— START OF Record list —
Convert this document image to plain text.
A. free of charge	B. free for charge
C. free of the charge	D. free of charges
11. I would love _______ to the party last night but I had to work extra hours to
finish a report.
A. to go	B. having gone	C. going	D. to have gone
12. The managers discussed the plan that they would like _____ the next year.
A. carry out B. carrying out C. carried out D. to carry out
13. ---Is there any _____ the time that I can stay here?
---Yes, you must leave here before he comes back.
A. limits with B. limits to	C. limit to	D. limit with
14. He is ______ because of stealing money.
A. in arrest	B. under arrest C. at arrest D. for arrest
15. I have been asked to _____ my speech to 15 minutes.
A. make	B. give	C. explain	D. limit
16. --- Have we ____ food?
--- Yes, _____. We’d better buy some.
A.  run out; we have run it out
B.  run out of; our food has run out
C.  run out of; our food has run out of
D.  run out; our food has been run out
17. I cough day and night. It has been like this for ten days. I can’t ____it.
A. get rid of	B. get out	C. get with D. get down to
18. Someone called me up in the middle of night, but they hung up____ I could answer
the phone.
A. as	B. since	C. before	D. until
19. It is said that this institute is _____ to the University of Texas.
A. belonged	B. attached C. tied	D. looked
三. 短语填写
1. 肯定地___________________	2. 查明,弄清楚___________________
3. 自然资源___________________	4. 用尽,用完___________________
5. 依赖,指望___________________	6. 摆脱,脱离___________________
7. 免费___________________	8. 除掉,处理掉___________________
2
— END OF Record list —
Do this: Make a verbatim copy of every entry shown above.

Solution to this exercise:
Convert this document image to plain text.
A. free of charge	B. free for charge
C. free of the charge	D. free of charges
11. I would love _______ to the party last night but I had to work extra hours to
finish a report.
A. to go	B. having gone	C. going	D. to have gone
12. The managers discussed the plan that they would like _____ the next year.
A. carry out B. carrying out C. carried out D. to carry out
13. ---Is there any _____ the time that I can stay here?
---Yes, you must leave here before he comes back.
A. limits with B. limits to	C. limit to	D. limit with
14. He is ______ because of stealing money.
A. in arrest	B. under arrest C. at arrest D. for arrest
15. I have been asked to _____ my speech to 15 minutes.
A. make	B. give	C. explain	D. limit
16. --- Have we ____ food?
--- Yes, _____. We’d better buy some.
A.  run out; we have run it out
B.  run out of; our food has run out
C.  run out of; our food has run out of
D.  run out; our food has been run out
17. I cough day and night. It has been like this for ten days. I can’t ____it.
A. get rid of	B. get out	C. get with D. get down to
18. Someone called me up in the middle of night, but they hung up____ I could answer
the phone.
A. as	B. since	C. before	D. until
19. It is said that this institute is _____ to the University of Texas.
A. belonged	B. attached C. tied	D. looked
三. 短语填写
1. 肯定地___________________	2. 查明,弄清楚___________________
3. 自然资源___________________	4. 用尽,用完___________________
5. 依赖,指望___________________	6. 摆脱,脱离___________________
7. 免费___________________	8. 除掉,处理掉___________________
2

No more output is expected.